Tally the lines that hold the word "ANSI" and reply with that figure only.

■ Record list
# # #

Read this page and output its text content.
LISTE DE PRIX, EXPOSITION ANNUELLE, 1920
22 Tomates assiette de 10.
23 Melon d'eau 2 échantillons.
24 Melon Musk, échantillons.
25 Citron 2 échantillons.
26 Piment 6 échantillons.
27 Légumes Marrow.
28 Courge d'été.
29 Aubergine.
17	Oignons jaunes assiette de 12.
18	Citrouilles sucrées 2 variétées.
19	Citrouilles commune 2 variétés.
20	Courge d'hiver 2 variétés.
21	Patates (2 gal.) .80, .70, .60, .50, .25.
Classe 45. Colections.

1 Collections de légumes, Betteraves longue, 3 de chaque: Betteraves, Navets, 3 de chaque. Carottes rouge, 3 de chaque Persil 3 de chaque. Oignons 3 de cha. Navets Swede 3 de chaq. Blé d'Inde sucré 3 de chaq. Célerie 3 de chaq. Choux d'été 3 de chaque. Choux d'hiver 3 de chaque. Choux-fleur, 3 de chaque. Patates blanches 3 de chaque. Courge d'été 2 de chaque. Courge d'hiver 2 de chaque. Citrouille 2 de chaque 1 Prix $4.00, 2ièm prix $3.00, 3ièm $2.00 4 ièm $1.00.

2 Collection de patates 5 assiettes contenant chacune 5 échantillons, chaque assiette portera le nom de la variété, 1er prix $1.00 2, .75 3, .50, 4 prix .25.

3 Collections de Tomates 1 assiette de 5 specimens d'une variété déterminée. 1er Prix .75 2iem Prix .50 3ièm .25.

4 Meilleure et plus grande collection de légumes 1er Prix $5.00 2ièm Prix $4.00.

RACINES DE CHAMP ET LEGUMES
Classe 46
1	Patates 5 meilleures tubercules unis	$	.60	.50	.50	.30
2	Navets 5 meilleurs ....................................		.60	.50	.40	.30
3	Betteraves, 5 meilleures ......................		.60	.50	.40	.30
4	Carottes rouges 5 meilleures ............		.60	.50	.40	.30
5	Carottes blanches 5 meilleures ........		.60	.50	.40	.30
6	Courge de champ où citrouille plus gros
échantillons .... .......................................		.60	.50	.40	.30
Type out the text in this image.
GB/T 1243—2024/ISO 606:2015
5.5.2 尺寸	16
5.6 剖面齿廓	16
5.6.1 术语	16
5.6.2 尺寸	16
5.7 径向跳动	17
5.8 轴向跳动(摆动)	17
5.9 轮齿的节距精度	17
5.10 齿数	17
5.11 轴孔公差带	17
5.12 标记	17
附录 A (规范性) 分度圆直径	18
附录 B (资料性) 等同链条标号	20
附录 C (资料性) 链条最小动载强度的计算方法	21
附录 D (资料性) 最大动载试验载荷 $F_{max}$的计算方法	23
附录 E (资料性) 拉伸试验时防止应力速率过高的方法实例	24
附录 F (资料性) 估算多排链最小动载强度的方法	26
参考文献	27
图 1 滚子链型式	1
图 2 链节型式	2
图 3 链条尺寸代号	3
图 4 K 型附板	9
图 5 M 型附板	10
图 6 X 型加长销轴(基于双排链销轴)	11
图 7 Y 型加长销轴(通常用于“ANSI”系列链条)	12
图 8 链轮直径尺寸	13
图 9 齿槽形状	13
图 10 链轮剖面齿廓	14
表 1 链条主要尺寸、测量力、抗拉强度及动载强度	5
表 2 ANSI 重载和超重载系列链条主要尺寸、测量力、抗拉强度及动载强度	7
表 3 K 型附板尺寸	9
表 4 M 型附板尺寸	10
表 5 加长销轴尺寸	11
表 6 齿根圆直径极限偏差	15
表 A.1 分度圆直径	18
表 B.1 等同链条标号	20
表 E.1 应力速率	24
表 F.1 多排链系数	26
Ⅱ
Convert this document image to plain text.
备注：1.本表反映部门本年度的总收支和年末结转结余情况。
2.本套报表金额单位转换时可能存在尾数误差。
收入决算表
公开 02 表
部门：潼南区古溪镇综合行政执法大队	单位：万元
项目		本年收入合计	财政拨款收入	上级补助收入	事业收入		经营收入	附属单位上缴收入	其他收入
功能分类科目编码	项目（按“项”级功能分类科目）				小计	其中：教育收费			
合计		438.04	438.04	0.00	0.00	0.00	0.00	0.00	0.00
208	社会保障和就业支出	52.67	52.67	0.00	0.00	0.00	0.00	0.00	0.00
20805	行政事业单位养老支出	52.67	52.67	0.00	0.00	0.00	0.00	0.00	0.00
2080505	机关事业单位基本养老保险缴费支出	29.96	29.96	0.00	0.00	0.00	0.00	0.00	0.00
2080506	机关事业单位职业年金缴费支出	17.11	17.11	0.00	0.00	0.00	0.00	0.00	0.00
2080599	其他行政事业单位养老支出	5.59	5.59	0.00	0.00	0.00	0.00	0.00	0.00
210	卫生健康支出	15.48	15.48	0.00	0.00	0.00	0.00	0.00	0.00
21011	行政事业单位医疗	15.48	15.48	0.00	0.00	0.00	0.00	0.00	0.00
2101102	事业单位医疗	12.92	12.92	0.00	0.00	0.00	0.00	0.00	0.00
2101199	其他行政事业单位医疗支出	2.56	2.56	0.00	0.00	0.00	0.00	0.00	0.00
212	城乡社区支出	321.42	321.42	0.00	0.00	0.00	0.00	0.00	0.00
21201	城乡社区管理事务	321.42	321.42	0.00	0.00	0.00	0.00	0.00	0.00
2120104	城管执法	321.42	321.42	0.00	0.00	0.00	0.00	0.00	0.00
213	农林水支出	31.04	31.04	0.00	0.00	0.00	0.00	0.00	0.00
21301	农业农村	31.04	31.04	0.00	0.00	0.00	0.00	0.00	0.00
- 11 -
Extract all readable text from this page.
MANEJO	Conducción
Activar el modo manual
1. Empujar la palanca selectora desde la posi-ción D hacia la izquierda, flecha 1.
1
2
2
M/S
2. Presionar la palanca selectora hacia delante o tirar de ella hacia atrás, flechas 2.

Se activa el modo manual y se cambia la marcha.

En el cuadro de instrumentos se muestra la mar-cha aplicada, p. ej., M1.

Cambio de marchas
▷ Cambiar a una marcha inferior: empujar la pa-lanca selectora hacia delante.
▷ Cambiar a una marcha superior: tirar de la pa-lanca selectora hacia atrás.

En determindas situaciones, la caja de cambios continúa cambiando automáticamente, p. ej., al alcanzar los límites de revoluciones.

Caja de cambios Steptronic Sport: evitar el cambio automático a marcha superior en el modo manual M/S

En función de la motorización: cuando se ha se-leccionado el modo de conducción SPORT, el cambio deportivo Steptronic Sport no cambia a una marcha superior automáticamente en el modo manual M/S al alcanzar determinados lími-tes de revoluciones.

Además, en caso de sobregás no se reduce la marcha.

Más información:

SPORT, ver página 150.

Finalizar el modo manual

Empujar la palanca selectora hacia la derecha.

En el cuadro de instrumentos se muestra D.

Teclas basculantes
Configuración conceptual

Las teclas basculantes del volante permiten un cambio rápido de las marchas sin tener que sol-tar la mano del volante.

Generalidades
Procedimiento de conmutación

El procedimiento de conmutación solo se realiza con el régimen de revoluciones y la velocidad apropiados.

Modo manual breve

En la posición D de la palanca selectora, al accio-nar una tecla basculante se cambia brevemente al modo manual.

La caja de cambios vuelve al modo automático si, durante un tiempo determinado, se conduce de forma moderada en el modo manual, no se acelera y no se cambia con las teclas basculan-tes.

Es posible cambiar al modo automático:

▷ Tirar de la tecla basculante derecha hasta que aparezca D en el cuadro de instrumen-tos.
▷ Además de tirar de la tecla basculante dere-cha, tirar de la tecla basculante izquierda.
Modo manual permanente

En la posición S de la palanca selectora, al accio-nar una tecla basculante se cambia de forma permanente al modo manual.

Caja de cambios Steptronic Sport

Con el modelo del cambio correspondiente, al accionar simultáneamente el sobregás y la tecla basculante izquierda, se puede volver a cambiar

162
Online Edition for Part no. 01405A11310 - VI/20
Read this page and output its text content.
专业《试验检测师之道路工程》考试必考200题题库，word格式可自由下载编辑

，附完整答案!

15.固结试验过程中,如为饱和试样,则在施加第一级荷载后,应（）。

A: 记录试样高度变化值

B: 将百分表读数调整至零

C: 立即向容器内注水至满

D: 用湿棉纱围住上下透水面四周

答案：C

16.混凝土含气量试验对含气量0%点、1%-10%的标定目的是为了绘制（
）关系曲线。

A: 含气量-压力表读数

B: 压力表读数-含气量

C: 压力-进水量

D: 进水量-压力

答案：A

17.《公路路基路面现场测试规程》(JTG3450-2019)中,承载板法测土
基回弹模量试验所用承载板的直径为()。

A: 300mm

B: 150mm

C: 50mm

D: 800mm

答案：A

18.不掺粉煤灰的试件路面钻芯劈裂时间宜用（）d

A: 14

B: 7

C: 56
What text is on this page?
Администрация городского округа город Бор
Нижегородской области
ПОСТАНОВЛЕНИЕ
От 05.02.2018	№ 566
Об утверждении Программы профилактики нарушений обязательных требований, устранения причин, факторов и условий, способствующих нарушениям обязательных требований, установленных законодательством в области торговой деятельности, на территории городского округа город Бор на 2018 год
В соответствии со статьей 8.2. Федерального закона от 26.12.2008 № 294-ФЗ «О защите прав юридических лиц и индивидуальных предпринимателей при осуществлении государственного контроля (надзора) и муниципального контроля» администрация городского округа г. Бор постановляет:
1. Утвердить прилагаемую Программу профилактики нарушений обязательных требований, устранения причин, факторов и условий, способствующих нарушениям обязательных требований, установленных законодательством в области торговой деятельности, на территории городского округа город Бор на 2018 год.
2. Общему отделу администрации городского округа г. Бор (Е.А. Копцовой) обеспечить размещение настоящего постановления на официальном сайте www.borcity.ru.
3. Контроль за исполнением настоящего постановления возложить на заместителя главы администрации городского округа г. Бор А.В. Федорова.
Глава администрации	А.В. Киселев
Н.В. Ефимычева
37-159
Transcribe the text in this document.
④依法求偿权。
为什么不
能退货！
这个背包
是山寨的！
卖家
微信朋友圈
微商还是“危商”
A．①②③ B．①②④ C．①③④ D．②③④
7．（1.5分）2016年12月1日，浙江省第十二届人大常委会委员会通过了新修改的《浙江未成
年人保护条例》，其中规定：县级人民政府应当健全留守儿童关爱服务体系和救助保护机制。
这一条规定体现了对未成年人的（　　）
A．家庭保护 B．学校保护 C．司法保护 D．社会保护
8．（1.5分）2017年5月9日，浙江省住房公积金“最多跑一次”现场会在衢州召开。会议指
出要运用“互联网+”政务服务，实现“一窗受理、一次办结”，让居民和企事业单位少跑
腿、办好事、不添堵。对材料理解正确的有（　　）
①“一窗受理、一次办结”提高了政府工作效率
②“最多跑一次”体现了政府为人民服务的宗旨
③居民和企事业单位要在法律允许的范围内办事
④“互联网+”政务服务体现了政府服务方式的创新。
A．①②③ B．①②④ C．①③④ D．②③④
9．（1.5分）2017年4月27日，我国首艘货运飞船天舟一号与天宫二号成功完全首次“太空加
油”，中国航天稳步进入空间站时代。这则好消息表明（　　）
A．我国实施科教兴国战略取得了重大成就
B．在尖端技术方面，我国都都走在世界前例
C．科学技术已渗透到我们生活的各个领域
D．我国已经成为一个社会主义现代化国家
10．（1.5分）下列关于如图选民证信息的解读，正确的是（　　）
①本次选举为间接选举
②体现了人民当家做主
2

# # #

■ The solution
2